The exercise
Write out every line of the material as it stands, apart from the pictures.

Provided data

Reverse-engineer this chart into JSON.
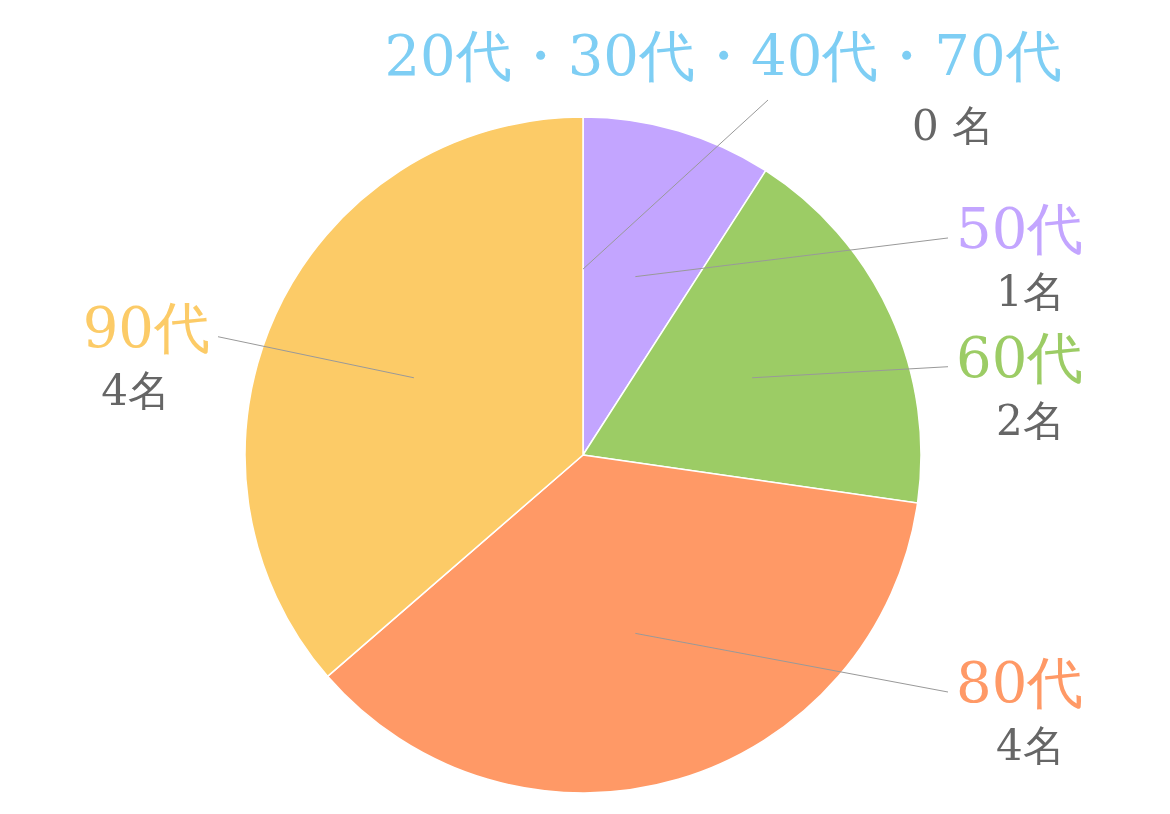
{
  "chart_data": {
    "type": "pie",
    "categories": [
      "20代・30代・40代・70代",
      "50代",
      "60代",
      "80代",
      "90代"
    ],
    "values": [
      0,
      1,
      2,
      4,
      4
    ],
    "colors": [
      "#7ecef4",
      "#c3a5ff",
      "#9ccc65",
      "#ff9966",
      "#fccb67"
    ],
    "value_labels": [
      "0 名",
      "1名",
      "2名",
      "4名",
      "4名"
    ]
  }
}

Exercise result
Reverse-engineer this chart into JSON.
{
  "chart_data": {
    "type": "pie",
    "categories": [
      "20代・30代・40代・70代",
      "50代",
      "60代",
      "80代",
      "90代"
    ],
    "values": [
      0,
      1,
      2,
      4,
      4
    ],
    "colors": [
      "#7ecef4",
      "#c3a5ff",
      "#9ccc65",
      "#ff9966",
      "#fccb67"
    ],
    "value_labels": [
      "0 名",
      "1名",
      "2名",
      "4名",
      "4名"
    ]
  }
}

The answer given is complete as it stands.